*** WORKING DATA ***

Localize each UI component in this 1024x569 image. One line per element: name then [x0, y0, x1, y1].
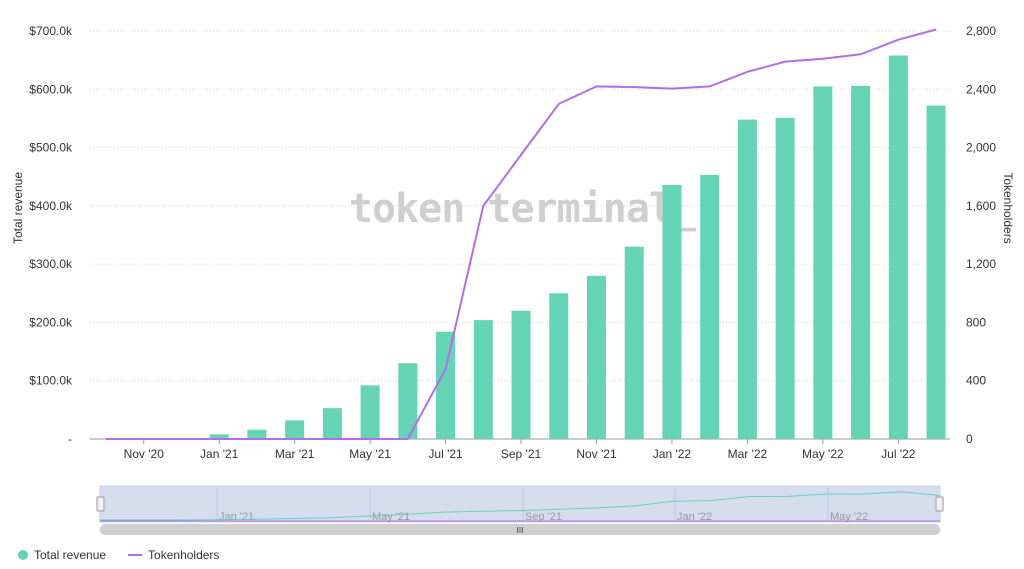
revenue-bar[interactable]: [398, 363, 418, 439]
legend-item-revenue[interactable]: Total revenue: [18, 548, 106, 562]
x-tick-label: Jan '21: [200, 447, 239, 461]
revenue-bar[interactable]: [247, 429, 267, 439]
right-axis-title: Tokenholders: [1001, 172, 1015, 243]
right-tick-label: 1,600: [966, 199, 996, 213]
revenue-bar[interactable]: [322, 408, 342, 439]
revenue-bar[interactable]: [511, 310, 531, 439]
range-navigator[interactable]: Jan '21 May '21 Sep '21 Jan '22 May '22 III: [96, 485, 944, 535]
revenue-bar[interactable]: [813, 86, 833, 439]
right-tick-label: 800: [966, 315, 986, 329]
holders-swatch-icon: [128, 554, 143, 556]
revenue-bar[interactable]: [549, 293, 569, 439]
revenue-bar[interactable]: [888, 55, 908, 439]
left-axis-title: Total revenue: [11, 172, 25, 244]
left-tick-label: $600.0k: [29, 82, 73, 96]
x-tick-label: Jul '21: [428, 447, 463, 461]
revenue-bar[interactable]: [926, 105, 946, 439]
left-tick-label: $400.0k: [29, 199, 73, 213]
revenue-bar[interactable]: [436, 331, 456, 439]
navigator-label: Jan '22: [677, 511, 712, 523]
revenue-bar[interactable]: [473, 320, 493, 439]
navigator-labels: Jan '21 May '21 Sep '21 Jan '22 May '22: [216, 488, 868, 523]
revenue-bar[interactable]: [700, 174, 720, 440]
right-axis-ticks: 0 400 800 1,200 1,600 2,000 2,400 2,800: [966, 24, 996, 446]
tokenholders-line[interactable]: [106, 28, 937, 440]
legend-item-holders[interactable]: Tokenholders: [128, 548, 219, 562]
x-tick-label: Nov '21: [576, 447, 617, 461]
left-tick-label: -: [68, 432, 72, 446]
navigator-right-handle[interactable]: [935, 496, 944, 512]
revenue-bars: [171, 55, 946, 440]
revenue-bar[interactable]: [624, 246, 644, 439]
right-tick-label: 400: [966, 374, 986, 388]
left-tick-label: $500.0k: [29, 141, 73, 155]
tokenholders-line-group: [106, 28, 937, 440]
navigator-label: May '22: [830, 511, 868, 523]
x-tick-label: Mar '22: [728, 447, 768, 461]
x-tick-label: Jan '22: [653, 447, 692, 461]
revenue-swatch-icon: [18, 550, 28, 560]
right-tick-label: 2,800: [966, 24, 996, 38]
watermark-text: token terminal_: [349, 186, 697, 232]
revenue-bar[interactable]: [360, 385, 380, 439]
revenue-bar[interactable]: [775, 117, 795, 440]
revenue-bar[interactable]: [586, 275, 606, 439]
scrollbar-grip[interactable]: III: [517, 526, 524, 535]
combo-chart: token terminal_ - $100.0k $200.0k $300.0k $4…: [11, 24, 1015, 535]
legend-holders-label: Tokenholders: [148, 548, 220, 562]
x-tick-label: Nov '20: [124, 447, 165, 461]
chart-legend: Total revenue Tokenholders: [18, 548, 219, 562]
x-tick-label: May '21: [349, 447, 391, 461]
x-tick-label: Jul '22: [881, 447, 916, 461]
revenue-bar[interactable]: [285, 420, 305, 439]
left-tick-label: $300.0k: [29, 257, 73, 271]
revenue-bar[interactable]: [662, 184, 682, 439]
right-tick-label: 0: [966, 432, 973, 446]
revenue-bar[interactable]: [737, 119, 757, 439]
x-tick-label: May '22: [802, 447, 844, 461]
navigator-label: Sep '21: [525, 511, 562, 523]
navigator-label: May '21: [372, 511, 410, 523]
left-axis-ticks: - $100.0k $200.0k $300.0k $400.0k $500.0k $600…: [29, 24, 73, 446]
x-tick-label: Mar '21: [275, 447, 315, 461]
navigator-scrollbar[interactable]: [100, 524, 940, 535]
x-tick-label: Sep '21: [501, 447, 542, 461]
navigator-selection[interactable]: [99, 485, 941, 523]
left-tick-label: $100.0k: [29, 374, 73, 388]
right-tick-label: 2,400: [966, 82, 996, 96]
navigator-left-handle[interactable]: [96, 496, 105, 512]
x-axis-ticks: Nov '20 Jan '21 Mar '21 May '21 Jul '21 Sep '…: [124, 439, 916, 461]
revenue-bar[interactable]: [851, 85, 871, 439]
navigator-revenue-line: [100, 491, 941, 521]
legend-revenue-label: Total revenue: [34, 548, 107, 562]
left-tick-label: $700.0k: [29, 24, 73, 38]
left-tick-label: $200.0k: [29, 315, 73, 329]
right-tick-label: 1,200: [966, 257, 996, 271]
right-tick-label: 2,000: [966, 141, 996, 155]
revenue-bar[interactable]: [209, 434, 229, 439]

***

* [TASK TO COMPLETE]
Can you quote the entries above verbatim, from the line containing "revenue-bar[interactable]: [398, 363, 418, 439]" through the line containing "range-navigator[interactable]: Jan '21"?

* [RESULT BELOW]
revenue-bar[interactable]: [398, 363, 418, 439]
legend-item-revenue[interactable]: Total revenue: [18, 548, 106, 562]
x-tick-label: Jan '21: [200, 447, 239, 461]
revenue-bar[interactable]: [247, 429, 267, 439]
right-axis-title: Tokenholders: [1001, 172, 1015, 243]
right-tick-label: 1,600: [966, 199, 996, 213]
revenue-bar[interactable]: [322, 408, 342, 439]
revenue-bar[interactable]: [511, 310, 531, 439]
range-navigator[interactable]: Jan '21 May '21 Sep '21 Jan '22 May '22 III: [96, 485, 944, 535]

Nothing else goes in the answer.